# SHORT PROBLEM:
Copy out each line of the listing that has the word "present" in it.

── RECORDS FOR THE EXERCISE

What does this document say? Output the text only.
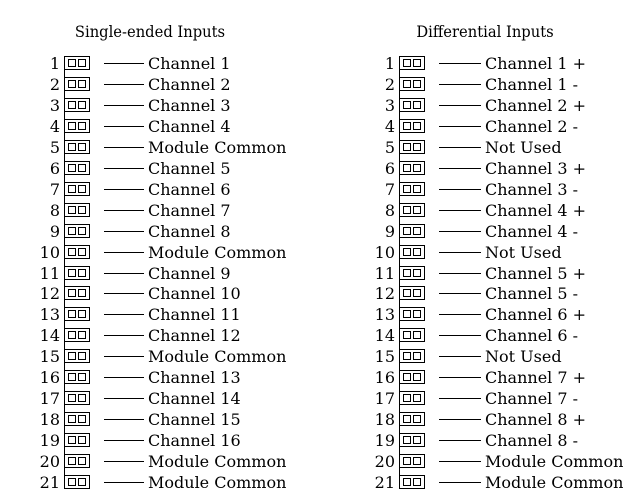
Single-ended Inputs
1	Channel 1
2	Channel 2
3	Channel 3
4	Channel 4
5	Module Common
6	Channel 5
7	Channel 6
8	Channel 7
9	Channel 8
10	Module Common
11	Channel 9
12	Channel 10
13	Channel 11
14	Channel 12
15	Module Common
16	Channel 13
17	Channel 14
18	Channel 15
19	Channel 16
20	Module Common
21	Module Common
Differential Inputs
1	Channel 1 +
2	Channel 1 -
3	Channel 2 +
4	Channel 2 -
5	Not Used
6	Channel 3 +
7	Channel 3 -
8	Channel 4 +
9	Channel 4 -
10	Not Used
11	Channel 5 +
12	Channel 5 -
13	Channel 6 +
14	Channel 6 -
15	Not Used
16	Channel 7 +
17	Channel 7 -
18	Channel 8 +
19	Channel 8 -
20	Module Common
21	Module Common
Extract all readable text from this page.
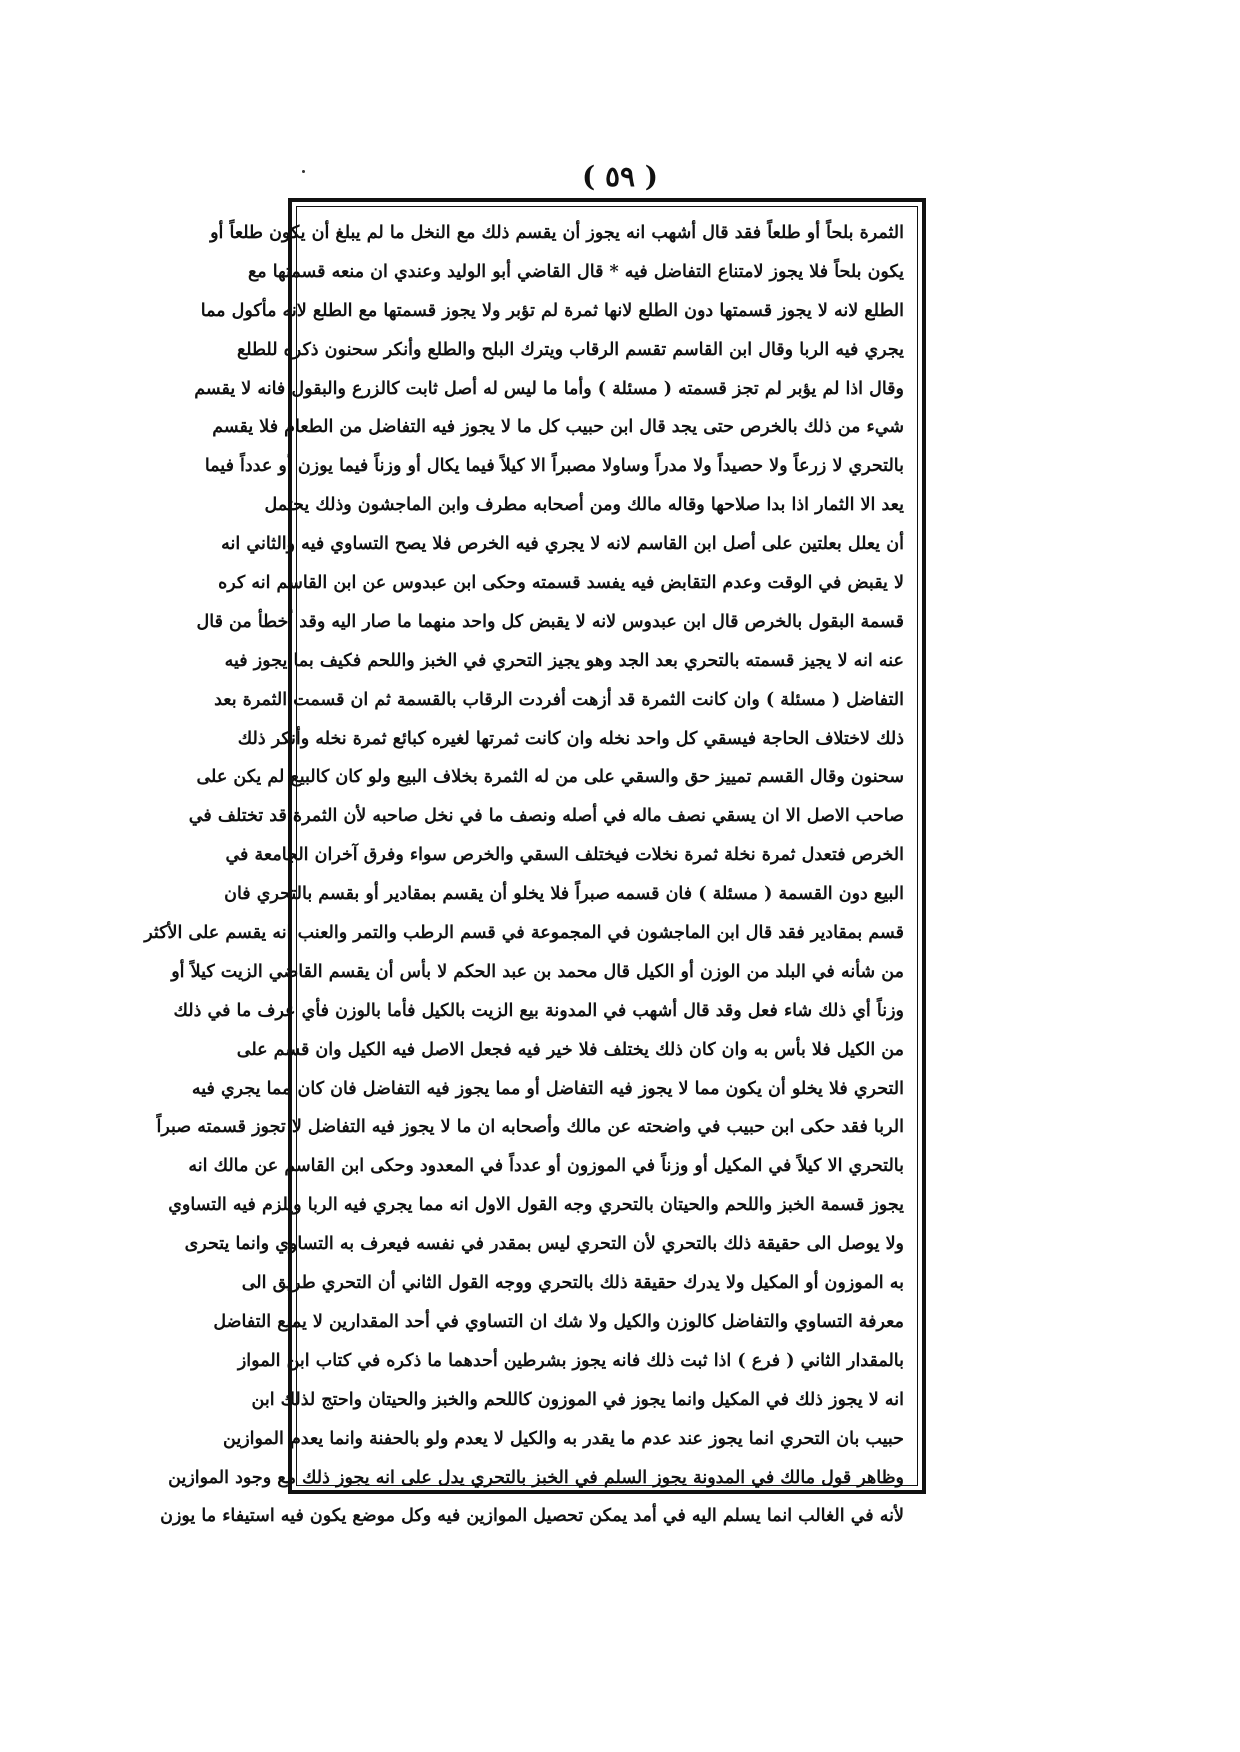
( ٥٩ )
الثمرة بلحاً أو طلعاً فقد قال أشهب انه يجوز أن يقسم ذلك مع النخل ما لم يبلغ أن يكون طلعاً أو
يكون بلحاً فلا يجوز لامتناع التفاضل فيه * قال القاضي أبو الوليد وعندي ان منعه قسمتها مع
الطلع لانه لا يجوز قسمتها دون الطلع لانها ثمرة لم تؤبر ولا يجوز قسمتها مع الطلع لانه مأكول مما
يجري فيه الربا وقال ابن القاسم تقسم الرقاب ويترك البلح والطلع وأنكر سحنون ذكره للطلع
وقال اذا لم يؤبر لم تجز قسمته ( مسئلة ) وأما ما ليس له أصل ثابت كالزرع والبقول فانه لا يقسم
شيء من ذلك بالخرص حتى يجد قال ابن حبيب كل ما لا يجوز فيه التفاضل من الطعام فلا يقسم
بالتحري لا زرعاً ولا حصيداً ولا مدراً وساولا مصبراً الا كيلاً فيما يكال أو وزناً فيما يوزن أو عدداً فيما
يعد الا الثمار اذا بدا صلاحها وقاله مالك ومن أصحابه مطرف وابن الماجشون وذلك يحتمل
أن يعلل بعلتين على أصل ابن القاسم لانه لا يجري فيه الخرص فلا يصح التساوي فيه والثاني انه
لا يقبض في الوقت وعدم التقابض فيه يفسد قسمته وحكى ابن عبدوس عن ابن القاسم انه كره
قسمة البقول بالخرص قال ابن عبدوس لانه لا يقبض كل واحد منهما ما صار اليه وقد أخطأ من قال
عنه انه لا يجيز قسمته بالتحري بعد الجد وهو يجيز التحري في الخبز واللحم فكيف بما يجوز فيه
التفاضل ( مسئلة ) وان كانت الثمرة قد أزهت أفردت الرقاب بالقسمة ثم ان قسمت الثمرة بعد
ذلك لاختلاف الحاجة فيسقي كل واحد نخله وان كانت ثمرتها لغيره كبائع ثمرة نخله وأنكر ذلك
سحنون وقال القسم تمييز حق والسقي على من له الثمرة بخلاف البيع ولو كان كالبيع لم يكن على
صاحب الاصل الا ان يسقي نصف ماله في أصله ونصف ما في نخل صاحبه لأن الثمرة قد تختلف في
الخرص فتعدل ثمرة نخلة ثمرة نخلات فيختلف السقي والخرص سواء وفرق آخران الجامعة في
البيع دون القسمة ( مسئلة ) فان قسمه صبراً فلا يخلو أن يقسم بمقادير أو بقسم بالتحري فان
قسم بمقادير فقد قال ابن الماجشون في المجموعة في قسم الرطب والتمر والعنب انه يقسم على الأكثر
من شأنه في البلد من الوزن أو الكيل قال محمد بن عبد الحكم لا بأس أن يقسم القاضي الزيت كيلاً أو
وزناً أي ذلك شاء فعل وقد قال أشهب في المدونة بيع الزيت بالكيل فأما بالوزن فأي عرف ما في ذلك
من الكيل فلا بأس به وان كان ذلك يختلف فلا خير فيه فجعل الاصل فيه الكيل وان قسم على
التحري فلا يخلو أن يكون مما لا يجوز فيه التفاضل أو مما يجوز فيه التفاضل فان كان مما يجري فيه
الربا فقد حكى ابن حبيب في واضحته عن مالك وأصحابه ان ما لا يجوز فيه التفاضل لا تجوز قسمته صبراً
بالتحري الا كيلاً في المكيل أو وزناً في الموزون أو عدداً في المعدود وحكى ابن القاسم عن مالك انه
يجوز قسمة الخبز واللحم والحيتان بالتحري وجه القول الاول انه مما يجري فيه الربا ويلزم فيه التساوي
ولا يوصل الى حقيقة ذلك بالتحري لأن التحري ليس بمقدر في نفسه فيعرف به التساوي وانما يتحرى
به الموزون أو المكيل ولا يدرك حقيقة ذلك بالتحري ووجه القول الثاني أن التحري طريق الى
معرفة التساوي والتفاضل كالوزن والكيل ولا شك ان التساوي في أحد المقدارين لا يمنع التفاضل
بالمقدار الثاني ( فرع ) اذا ثبت ذلك فانه يجوز بشرطين أحدهما ما ذكره في كتاب ابن المواز
انه لا يجوز ذلك في المكيل وانما يجوز في الموزون كاللحم والخبز والحيتان واحتج لذلك ابن
حبيب بان التحري انما يجوز عند عدم ما يقدر به والكيل لا يعدم ولو بالحفنة وانما يعدم الموازين
وظاهر قول مالك في المدونة يجوز السلم في الخبز بالتحري يدل على انه يجوز ذلك مع وجود الموازين
لأنه في الغالب انما يسلم اليه في أمد يمكن تحصيل الموازين فيه وكل موضع يكون فيه استيفاء ما يوزن
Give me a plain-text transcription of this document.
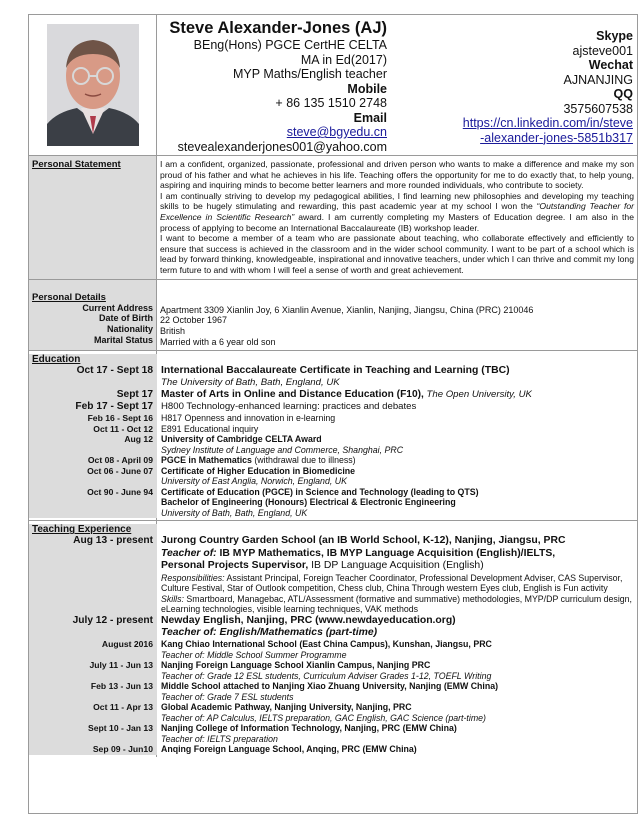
Steve Alexander-Jones (AJ)
BEng(Hons) PGCE CertHE CELTA
MA in Ed(2017)
MYP Maths/English teacher
Mobile
+ 86 135 1510 2748
Email
steve@bgyedu.cn
stevealexanderjones001@yahoo.com
Skype
ajsteve001
Wechat
AJNANJING
QQ
3575607538
https://cn.linkedin.com/in/steve
-alexander-jones-5851b317
Personal Statement	I am a confident, organized, passionate, professional and driven person who wants to make a difference and make my son proud of his father and what he achieves in his life. Teaching offers the opportunity for me to do exactly that, to help young, aspiring and inquiring minds to become better learners and more rounded individuals, who contribute to society.
I am continually striving to develop my pedagogical abilities, I find learning new philosophies and developing my teaching skills to be hugely stimulating and rewarding, this past academic year at my school I won the “Outstanding Teacher for Excellence in Scientific Research” award. I am currently completing my Masters of Education degree. I am also in the process of applying to become an International Baccalaureate (IB) workshop leader.
I want to become a member of a team who are passionate about teaching, who collaborate effectively and efficiently to ensure that success is achieved in the classroom and in the wider school community. I want to be part of a school which is lead by forward thinking, knowledgeable, inspirational and innovative teachers, under which I can thrive and commit my long term future to and with whom I will feel a sense of worth and great achievement.
Personal Details
Current Address
Date of Birth
Nationality
Marital Status
Apartment 3309 Xianlin Joy, 6 Xianlin Avenue, Xianlin, Nanjing, Jiangsu, China (PRC) 210046
22 October 1967
British
Married with a 6 year old son
Education
Oct 17 - Sept 18 International Baccalaureate Certificate in Teaching and Learning (TBC)
The University of Bath, Bath, England, UK
Sept 17 Master of Arts in Online and Distance Education (F10), The Open University, UK
Feb 17 - Sept 17 H800 Technology-enhanced learning: practices and debates
Feb 16 - Sept 16 H817 Openness and innovation in e-learning
Oct 11 - Oct 12 E891 Educational inquiry
Aug 12 University of Cambridge CELTA Award
Sydney Institute of Language and Commerce, Shanghai, PRC
Oct 08 - April 09 PGCE in Mathematics (withdrawal due to illness)
Oct 06 - June 07 Certificate of Higher Education in Biomedicine
University of East Anglia, Norwich, England, UK
Oct 90 - June 94 Certificate of Education (PGCE) in Science and Technology (leading to QTS)
Bachelor of Engineering (Honours) Electrical & Electronic Engineering
University of Bath, Bath, England, UK
Teaching Experience
Aug 13 - present Jurong Country Garden School (an IB World School, K-12), Nanjing, Jiangsu, PRC
Teacher of: IB MYP Mathematics, IB MYP Language Acquisition (English)/IELTS,
Personal Projects Supervisor, IB DP Language Acquisition (English)
Responsibilities: Assistant Principal, Foreign Teacher Coordinator, Professional Development Adviser, CAS Supervisor, Culture Festival, Star of Outlook competition, Chess club, China Through western Eyes club, English is Fun activity
Skills: Smartboard, Managebac, ATL/Assessment (formative and summative) methodologies, MYP/DP curriculum design, eLearning technologies, visible learning techniques, VAK methods
July 12 - present Newday English, Nanjing, PRC (www.newdayeducation.org)
Teacher of: English/Mathematics (part-time)
August 2016 Kang Chiao International School (East China Campus), Kunshan, Jiangsu, PRC
Teacher of: Middle School Summer Programme
July 11 - Jun 13 Nanjing Foreign Language School Xianlin Campus, Nanjing PRC
Teacher of: Grade 12 ESL students, Curriculum Adviser Grades 1-12, TOEFL Writing
Feb 13 - Jun 13 Middle School attached to Nanjing Xiao Zhuang University, Nanjing (EMW China)
Teacher of: Grade 7 ESL students
Oct 11 - Apr 13 Global Academic Pathway, Nanjing University, Nanjing, PRC
Teacher of: AP Calculus, IELTS preparation, GAC English, GAC Science (part-time)
Sept 10 - Jan 13 Nanjing College of Information Technology, Nanjing, PRC (EMW China)
Teacher of: IELTS preparation
Sep 09 - Jun10 Anqing Foreign Language School, Anqing, PRC (EMW China)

────

# THE COMPLETED TASK:
Aug 13 - present Jurong Country Garden School (an IB World School, K-12), Nanjing, Jiangsu, PRC
July 12 - present Newday English, Nanjing, PRC (www.newdayeducation.org)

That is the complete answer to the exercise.